_TASK BRIEF_: Read the listing and extract each line that includes the word "adapters".

Collected data:

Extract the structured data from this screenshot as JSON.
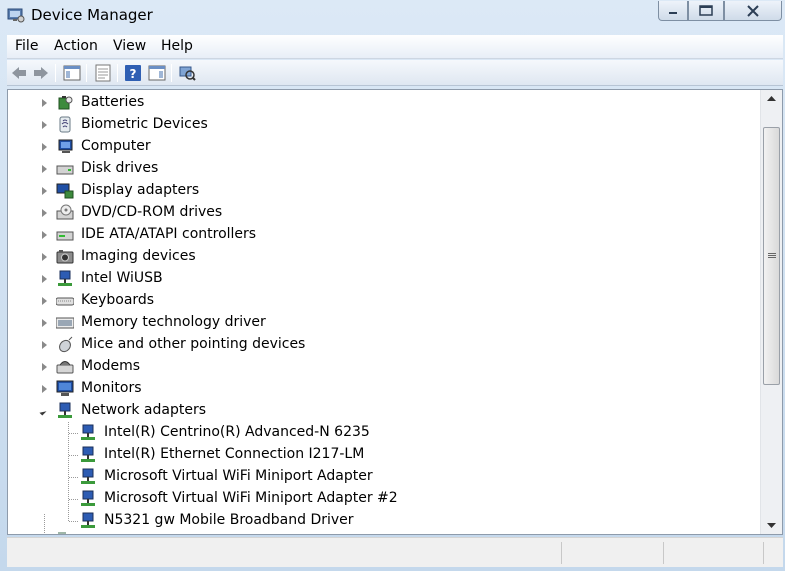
{
  "window": {
    "title": "Device Manager"
  },
  "menu": [
    "File",
    "Action",
    "View",
    "Help"
  ],
  "toolbar": [
    "back-icon",
    "forward-icon",
    "show-hide-tree-icon",
    "properties-icon",
    "help-icon",
    "action-pane-icon",
    "scan-hardware-icon"
  ],
  "tree": {
    "categories": [
      {
        "label": "Batteries",
        "icon": "battery-icon"
      },
      {
        "label": "Biometric Devices",
        "icon": "biometric-icon"
      },
      {
        "label": "Computer",
        "icon": "computer-icon"
      },
      {
        "label": "Disk drives",
        "icon": "disk-drive-icon"
      },
      {
        "label": "Display adapters",
        "icon": "display-adapter-icon"
      },
      {
        "label": "DVD/CD-ROM drives",
        "icon": "dvd-drive-icon"
      },
      {
        "label": "IDE ATA/ATAPI controllers",
        "icon": "ide-controller-icon"
      },
      {
        "label": "Imaging devices",
        "icon": "camera-icon"
      },
      {
        "label": "Intel WiUSB",
        "icon": "network-icon"
      },
      {
        "label": "Keyboards",
        "icon": "keyboard-icon"
      },
      {
        "label": "Memory technology driver",
        "icon": "memory-icon"
      },
      {
        "label": "Mice and other pointing devices",
        "icon": "mouse-icon"
      },
      {
        "label": "Modems",
        "icon": "modem-icon"
      },
      {
        "label": "Monitors",
        "icon": "monitor-icon"
      },
      {
        "label": "Network adapters",
        "icon": "network-icon",
        "expanded": true
      }
    ],
    "network_children": [
      "Intel(R) Centrino(R) Advanced-N 6235",
      "Intel(R) Ethernet Connection I217-LM",
      "Microsoft Virtual WiFi Miniport Adapter",
      "Microsoft Virtual WiFi Miniport Adapter #2",
      "N5321 gw Mobile Broadband Driver"
    ]
  }
}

_RESULT OF THIS TASK_:
        "label": "Display adapters",
        "label": "Network adapters",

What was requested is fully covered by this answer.